Your task: Find the line containing "Type out the text in this image.". Retype it and every line after it through the end of the entries, exactly as written, with nothing added.

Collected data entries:
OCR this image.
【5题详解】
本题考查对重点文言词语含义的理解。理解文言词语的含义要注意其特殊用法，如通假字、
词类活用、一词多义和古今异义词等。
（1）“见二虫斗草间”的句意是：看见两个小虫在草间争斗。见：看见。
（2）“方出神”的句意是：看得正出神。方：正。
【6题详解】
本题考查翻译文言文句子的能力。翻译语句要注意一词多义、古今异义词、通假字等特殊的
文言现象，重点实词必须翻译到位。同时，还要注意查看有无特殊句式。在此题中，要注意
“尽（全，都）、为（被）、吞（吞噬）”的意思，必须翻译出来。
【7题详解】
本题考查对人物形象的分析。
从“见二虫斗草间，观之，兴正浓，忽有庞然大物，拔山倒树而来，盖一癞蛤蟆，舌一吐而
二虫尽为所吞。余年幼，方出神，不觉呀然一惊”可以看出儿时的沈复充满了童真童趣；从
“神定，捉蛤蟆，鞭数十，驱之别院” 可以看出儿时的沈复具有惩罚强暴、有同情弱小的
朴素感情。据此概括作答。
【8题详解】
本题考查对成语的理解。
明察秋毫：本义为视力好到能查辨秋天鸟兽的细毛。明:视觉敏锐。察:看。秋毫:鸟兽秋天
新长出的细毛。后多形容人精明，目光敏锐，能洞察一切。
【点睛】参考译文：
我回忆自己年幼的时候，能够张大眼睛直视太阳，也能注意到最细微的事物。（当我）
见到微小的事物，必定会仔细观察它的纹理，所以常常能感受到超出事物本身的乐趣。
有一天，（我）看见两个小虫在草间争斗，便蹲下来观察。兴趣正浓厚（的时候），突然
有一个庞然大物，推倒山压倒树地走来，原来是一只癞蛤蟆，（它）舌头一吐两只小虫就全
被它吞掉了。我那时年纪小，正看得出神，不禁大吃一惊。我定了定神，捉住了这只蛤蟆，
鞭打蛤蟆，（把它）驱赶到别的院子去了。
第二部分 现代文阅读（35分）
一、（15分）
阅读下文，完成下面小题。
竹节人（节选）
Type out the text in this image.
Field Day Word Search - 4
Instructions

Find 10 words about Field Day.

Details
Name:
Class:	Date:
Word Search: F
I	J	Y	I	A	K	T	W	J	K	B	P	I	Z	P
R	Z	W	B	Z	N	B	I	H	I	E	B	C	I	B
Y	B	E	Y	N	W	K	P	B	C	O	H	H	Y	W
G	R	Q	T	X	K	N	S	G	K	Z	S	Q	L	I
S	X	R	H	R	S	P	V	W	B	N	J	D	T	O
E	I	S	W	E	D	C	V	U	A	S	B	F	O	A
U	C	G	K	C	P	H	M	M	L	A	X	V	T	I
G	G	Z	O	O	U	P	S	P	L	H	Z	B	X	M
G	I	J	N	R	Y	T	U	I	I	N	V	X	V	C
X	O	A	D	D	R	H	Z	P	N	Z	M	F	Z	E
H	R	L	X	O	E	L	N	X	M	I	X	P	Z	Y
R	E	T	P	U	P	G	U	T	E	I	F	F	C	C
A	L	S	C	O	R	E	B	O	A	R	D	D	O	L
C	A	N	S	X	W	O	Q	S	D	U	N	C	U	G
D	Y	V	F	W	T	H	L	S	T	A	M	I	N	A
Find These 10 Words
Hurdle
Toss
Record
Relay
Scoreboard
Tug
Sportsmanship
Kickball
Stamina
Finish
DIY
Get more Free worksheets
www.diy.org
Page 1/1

Completed exercise:
Type out the text in this image.
Field Day Word Search - 4
Instructions

Find 10 words about Field Day.

Details
Name:
Class:	Date:
Word Search: F
I	J	Y	I	A	K	T	W	J	K	B	P	I	Z	P
R	Z	W	B	Z	N	B	I	H	I	E	B	C	I	B
Y	B	E	Y	N	W	K	P	B	C	O	H	H	Y	W
G	R	Q	T	X	K	N	S	G	K	Z	S	Q	L	I
S	X	R	H	R	S	P	V	W	B	N	J	D	T	O
E	I	S	W	E	D	C	V	U	A	S	B	F	O	A
U	C	G	K	C	P	H	M	M	L	A	X	V	T	I
G	G	Z	O	O	U	P	S	P	L	H	Z	B	X	M
G	I	J	N	R	Y	T	U	I	I	N	V	X	V	C
X	O	A	D	D	R	H	Z	P	N	Z	M	F	Z	E
H	R	L	X	O	E	L	N	X	M	I	X	P	Z	Y
R	E	T	P	U	P	G	U	T	E	I	F	F	C	C
A	L	S	C	O	R	E	B	O	A	R	D	D	O	L
C	A	N	S	X	W	O	Q	S	D	U	N	C	U	G
D	Y	V	F	W	T	H	L	S	T	A	M	I	N	A
Find These 10 Words
Hurdle
Toss
Record
Relay
Scoreboard
Tug
Sportsmanship
Kickball
Stamina
Finish
DIY
Get more Free worksheets
www.diy.org
Page 1/1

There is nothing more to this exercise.